Prompt – Only a number is wanted: how many lines in the listing contain the word "Microchip"?

Records:

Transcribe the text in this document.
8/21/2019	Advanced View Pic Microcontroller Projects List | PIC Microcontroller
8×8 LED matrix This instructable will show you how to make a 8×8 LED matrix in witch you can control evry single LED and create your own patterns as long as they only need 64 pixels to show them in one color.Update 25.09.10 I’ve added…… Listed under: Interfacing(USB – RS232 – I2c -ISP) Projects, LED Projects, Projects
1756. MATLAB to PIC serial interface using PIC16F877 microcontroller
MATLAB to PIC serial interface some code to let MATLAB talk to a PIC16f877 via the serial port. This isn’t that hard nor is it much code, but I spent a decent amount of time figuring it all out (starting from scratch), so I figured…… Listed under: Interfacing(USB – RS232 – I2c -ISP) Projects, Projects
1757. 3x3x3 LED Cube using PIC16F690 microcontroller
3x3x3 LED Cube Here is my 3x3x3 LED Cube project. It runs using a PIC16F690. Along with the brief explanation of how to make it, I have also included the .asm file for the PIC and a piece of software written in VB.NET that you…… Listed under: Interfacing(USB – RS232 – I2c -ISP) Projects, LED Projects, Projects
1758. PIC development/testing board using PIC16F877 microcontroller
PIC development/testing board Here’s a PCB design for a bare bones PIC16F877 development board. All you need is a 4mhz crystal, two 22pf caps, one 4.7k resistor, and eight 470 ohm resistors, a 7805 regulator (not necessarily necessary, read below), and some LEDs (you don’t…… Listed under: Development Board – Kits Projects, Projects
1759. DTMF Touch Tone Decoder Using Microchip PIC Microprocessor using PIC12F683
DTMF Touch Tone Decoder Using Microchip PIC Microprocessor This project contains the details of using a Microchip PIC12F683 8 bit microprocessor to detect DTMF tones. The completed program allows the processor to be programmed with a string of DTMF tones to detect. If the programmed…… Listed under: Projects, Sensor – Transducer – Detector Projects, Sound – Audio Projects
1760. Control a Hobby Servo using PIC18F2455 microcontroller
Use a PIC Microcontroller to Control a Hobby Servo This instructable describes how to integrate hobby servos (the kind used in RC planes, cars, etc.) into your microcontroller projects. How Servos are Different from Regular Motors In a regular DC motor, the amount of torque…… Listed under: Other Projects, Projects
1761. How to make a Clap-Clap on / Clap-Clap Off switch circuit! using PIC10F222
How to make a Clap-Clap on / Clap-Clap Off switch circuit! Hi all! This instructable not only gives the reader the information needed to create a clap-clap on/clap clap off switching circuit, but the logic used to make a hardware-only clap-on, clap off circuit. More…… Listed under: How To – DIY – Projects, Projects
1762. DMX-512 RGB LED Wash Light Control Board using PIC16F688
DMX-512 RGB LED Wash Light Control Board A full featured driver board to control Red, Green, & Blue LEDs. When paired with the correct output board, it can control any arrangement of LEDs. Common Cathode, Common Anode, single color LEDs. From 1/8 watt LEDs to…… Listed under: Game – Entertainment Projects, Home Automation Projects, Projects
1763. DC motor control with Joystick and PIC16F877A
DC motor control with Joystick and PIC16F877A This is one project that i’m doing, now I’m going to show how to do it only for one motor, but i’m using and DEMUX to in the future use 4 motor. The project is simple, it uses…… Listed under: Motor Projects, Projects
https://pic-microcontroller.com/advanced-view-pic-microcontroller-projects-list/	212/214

Task answer – 2